_RECORDS SUPPLIED:_
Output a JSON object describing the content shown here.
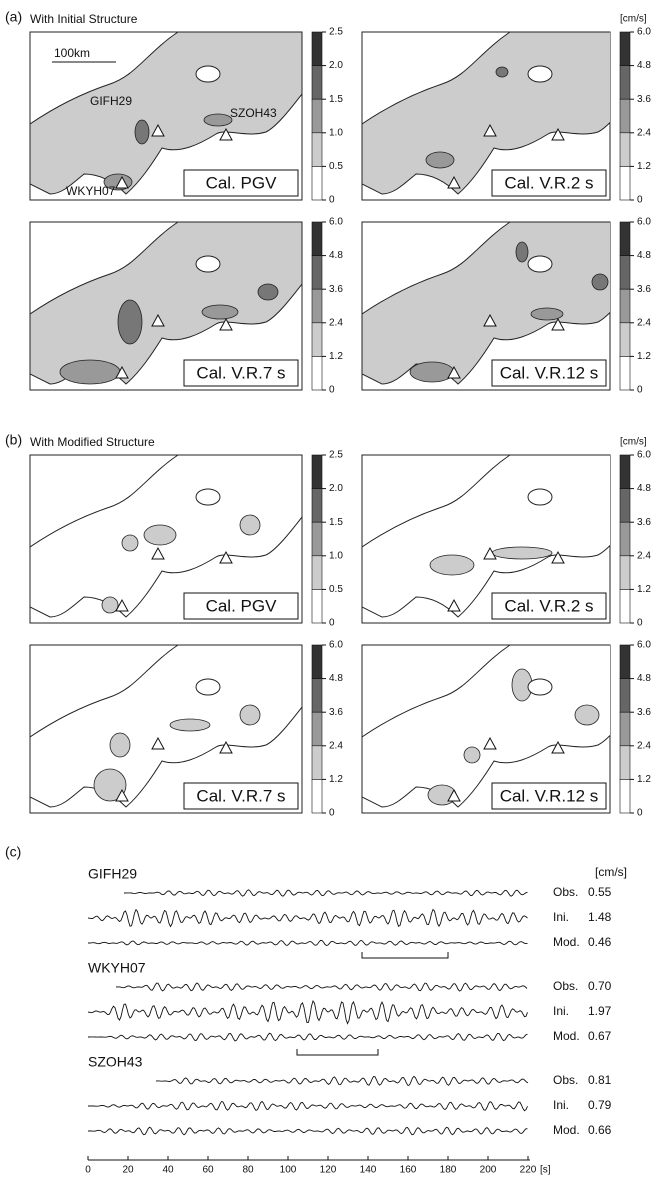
{
  "panel_a": {
    "label": "(a)",
    "title": "With Initial Structure",
    "unit": "[cm/s]",
    "maps": [
      {
        "caption": "Cal. PGV",
        "colorbar": [
          "2.5",
          "2.0",
          "1.5",
          "1.0",
          "0.5",
          "0"
        ]
      },
      {
        "caption": "Cal. V.R.2 s",
        "colorbar": [
          "6.0",
          "4.8",
          "3.6",
          "2.4",
          "1.2",
          "0"
        ]
      },
      {
        "caption": "Cal. V.R.7 s",
        "colorbar": [
          "6.0",
          "4.8",
          "3.6",
          "2.4",
          "1.2",
          "0"
        ]
      },
      {
        "caption": "Cal. V.R.12 s",
        "colorbar": [
          "6.0",
          "4.8",
          "3.6",
          "2.4",
          "1.2",
          "0"
        ]
      }
    ]
  },
  "map_annotations": {
    "scale": "100km",
    "stations": [
      "GIFH29",
      "SZOH43",
      "WKYH07"
    ]
  },
  "panel_b": {
    "label": "(b)",
    "title": "With Modified Structure",
    "unit": "[cm/s]",
    "maps": [
      {
        "caption": "Cal. PGV",
        "colorbar": [
          "2.5",
          "2.0",
          "1.5",
          "1.0",
          "0.5",
          "0"
        ]
      },
      {
        "caption": "Cal. V.R.2 s",
        "colorbar": [
          "6.0",
          "4.8",
          "3.6",
          "2.4",
          "1.2",
          "0"
        ]
      },
      {
        "caption": "Cal. V.R.7 s",
        "colorbar": [
          "6.0",
          "4.8",
          "3.6",
          "2.4",
          "1.2",
          "0"
        ]
      },
      {
        "caption": "Cal. V.R.12 s",
        "colorbar": [
          "6.0",
          "4.8",
          "3.6",
          "2.4",
          "1.2",
          "0"
        ]
      }
    ]
  },
  "panel_c": {
    "label": "(c)",
    "unit": "[cm/s]",
    "stations": [
      {
        "name": "GIFH29",
        "traces": [
          {
            "kind": "Obs.",
            "peak": "0.55"
          },
          {
            "kind": "Ini.",
            "peak": "1.48"
          },
          {
            "kind": "Mod.",
            "peak": "0.46"
          }
        ]
      },
      {
        "name": "WKYH07",
        "traces": [
          {
            "kind": "Obs.",
            "peak": "0.70"
          },
          {
            "kind": "Ini.",
            "peak": "1.97"
          },
          {
            "kind": "Mod.",
            "peak": "0.67"
          }
        ]
      },
      {
        "name": "SZOH43",
        "traces": [
          {
            "kind": "Obs.",
            "peak": "0.81"
          },
          {
            "kind": "Ini.",
            "peak": "0.79"
          },
          {
            "kind": "Mod.",
            "peak": "0.66"
          }
        ]
      }
    ],
    "time_axis": {
      "ticks": [
        "0",
        "20",
        "40",
        "60",
        "80",
        "100",
        "120",
        "140",
        "160",
        "180",
        "200",
        "220"
      ],
      "unit": "[s]"
    }
  }
}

_TASK REQUIREMENTS:_ Restate each entry word for word, leaving out any pictures.

_THE COMPLETED TASK:_
Output a JSON object describing the content shown here.
{
  "panel_a": {
    "label": "(a)",
    "title": "With Initial Structure",
    "unit": "[cm/s]",
    "maps": [
      {
        "caption": "Cal. PGV",
        "colorbar": [
          "2.5",
          "2.0",
          "1.5",
          "1.0",
          "0.5",
          "0"
        ]
      },
      {
        "caption": "Cal. V.R.2 s",
        "colorbar": [
          "6.0",
          "4.8",
          "3.6",
          "2.4",
          "1.2",
          "0"
        ]
      },
      {
        "caption": "Cal. V.R.7 s",
        "colorbar": [
          "6.0",
          "4.8",
          "3.6",
          "2.4",
          "1.2",
          "0"
        ]
      },
      {
        "caption": "Cal. V.R.12 s",
        "colorbar": [
          "6.0",
          "4.8",
          "3.6",
          "2.4",
          "1.2",
          "0"
        ]
      }
    ]
  },
  "map_annotations": {
    "scale": "100km",
    "stations": [
      "GIFH29",
      "SZOH43",
      "WKYH07"
    ]
  },
  "panel_b": {
    "label": "(b)",
    "title": "With Modified Structure",
    "unit": "[cm/s]",
    "maps": [
      {
        "caption": "Cal. PGV",
        "colorbar": [
          "2.5",
          "2.0",
          "1.5",
          "1.0",
          "0.5",
          "0"
        ]
      },
      {
        "caption": "Cal. V.R.2 s",
        "colorbar": [
          "6.0",
          "4.8",
          "3.6",
          "2.4",
          "1.2",
          "0"
        ]
      },
      {
        "caption": "Cal. V.R.7 s",
        "colorbar": [
          "6.0",
          "4.8",
          "3.6",
          "2.4",
          "1.2",
          "0"
        ]
      },
      {
        "caption": "Cal. V.R.12 s",
        "colorbar": [
          "6.0",
          "4.8",
          "3.6",
          "2.4",
          "1.2",
          "0"
        ]
      }
    ]
  },
  "panel_c": {
    "label": "(c)",
    "unit": "[cm/s]",
    "stations": [
      {
        "name": "GIFH29",
        "traces": [
          {
            "kind": "Obs.",
            "peak": "0.55"
          },
          {
            "kind": "Ini.",
            "peak": "1.48"
          },
          {
            "kind": "Mod.",
            "peak": "0.46"
          }
        ]
      },
      {
        "name": "WKYH07",
        "traces": [
          {
            "kind": "Obs.",
            "peak": "0.70"
          },
          {
            "kind": "Ini.",
            "peak": "1.97"
          },
          {
            "kind": "Mod.",
            "peak": "0.67"
          }
        ]
      },
      {
        "name": "SZOH43",
        "traces": [
          {
            "kind": "Obs.",
            "peak": "0.81"
          },
          {
            "kind": "Ini.",
            "peak": "0.79"
          },
          {
            "kind": "Mod.",
            "peak": "0.66"
          }
        ]
      }
    ],
    "time_axis": {
      "ticks": [
        "0",
        "20",
        "40",
        "60",
        "80",
        "100",
        "120",
        "140",
        "160",
        "180",
        "200",
        "220"
      ],
      "unit": "[s]"
    }
  }
}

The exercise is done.